● **Given request**
In the listing below, identify each line with the word "томов" and return those lines.

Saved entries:
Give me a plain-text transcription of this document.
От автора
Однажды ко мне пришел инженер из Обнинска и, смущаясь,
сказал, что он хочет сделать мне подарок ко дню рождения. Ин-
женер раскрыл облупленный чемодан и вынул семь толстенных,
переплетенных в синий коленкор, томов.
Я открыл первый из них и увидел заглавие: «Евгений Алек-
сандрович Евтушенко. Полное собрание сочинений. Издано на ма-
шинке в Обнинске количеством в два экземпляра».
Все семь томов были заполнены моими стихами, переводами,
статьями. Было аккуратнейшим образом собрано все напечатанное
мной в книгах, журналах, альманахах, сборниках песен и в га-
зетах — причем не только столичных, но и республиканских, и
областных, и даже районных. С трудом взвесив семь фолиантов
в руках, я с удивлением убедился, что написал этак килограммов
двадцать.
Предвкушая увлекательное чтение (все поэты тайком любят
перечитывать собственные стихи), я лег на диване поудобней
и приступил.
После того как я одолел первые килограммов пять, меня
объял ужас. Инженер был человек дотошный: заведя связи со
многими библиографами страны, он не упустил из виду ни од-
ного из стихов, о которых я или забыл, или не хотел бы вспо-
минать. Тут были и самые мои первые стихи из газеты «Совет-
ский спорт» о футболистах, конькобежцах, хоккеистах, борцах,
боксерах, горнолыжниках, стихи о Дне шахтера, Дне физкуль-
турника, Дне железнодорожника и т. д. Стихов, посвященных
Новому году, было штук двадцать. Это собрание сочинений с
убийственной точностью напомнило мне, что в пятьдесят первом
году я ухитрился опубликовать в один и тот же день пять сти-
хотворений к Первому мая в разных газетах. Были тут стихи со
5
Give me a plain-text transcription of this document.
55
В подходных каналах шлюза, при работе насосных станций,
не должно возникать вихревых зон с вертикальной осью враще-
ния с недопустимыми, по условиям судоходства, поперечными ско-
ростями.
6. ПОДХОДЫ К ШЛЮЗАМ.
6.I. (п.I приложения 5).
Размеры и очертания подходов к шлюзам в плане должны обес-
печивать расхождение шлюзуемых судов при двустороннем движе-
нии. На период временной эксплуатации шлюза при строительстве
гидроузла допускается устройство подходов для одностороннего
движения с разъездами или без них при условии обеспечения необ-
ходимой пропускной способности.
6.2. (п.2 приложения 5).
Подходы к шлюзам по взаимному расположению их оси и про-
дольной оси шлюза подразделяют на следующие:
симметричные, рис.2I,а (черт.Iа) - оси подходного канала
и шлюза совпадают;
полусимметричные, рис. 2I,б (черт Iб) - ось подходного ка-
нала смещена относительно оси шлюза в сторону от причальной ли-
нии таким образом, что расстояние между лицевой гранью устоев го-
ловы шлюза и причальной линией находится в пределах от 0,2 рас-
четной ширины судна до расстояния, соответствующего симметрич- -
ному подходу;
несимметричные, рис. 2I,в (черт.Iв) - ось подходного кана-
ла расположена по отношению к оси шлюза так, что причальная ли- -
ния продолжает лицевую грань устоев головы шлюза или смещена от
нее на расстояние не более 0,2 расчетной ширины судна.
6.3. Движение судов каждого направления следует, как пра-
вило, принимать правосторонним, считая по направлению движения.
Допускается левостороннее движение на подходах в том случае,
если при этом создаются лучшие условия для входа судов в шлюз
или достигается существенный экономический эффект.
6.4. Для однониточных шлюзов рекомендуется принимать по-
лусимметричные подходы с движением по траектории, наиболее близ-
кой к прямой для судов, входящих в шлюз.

● **Result for this task**
переплетенных в синий коленкор, томов.
Все семь томов были заполнены моими стихами, переводами,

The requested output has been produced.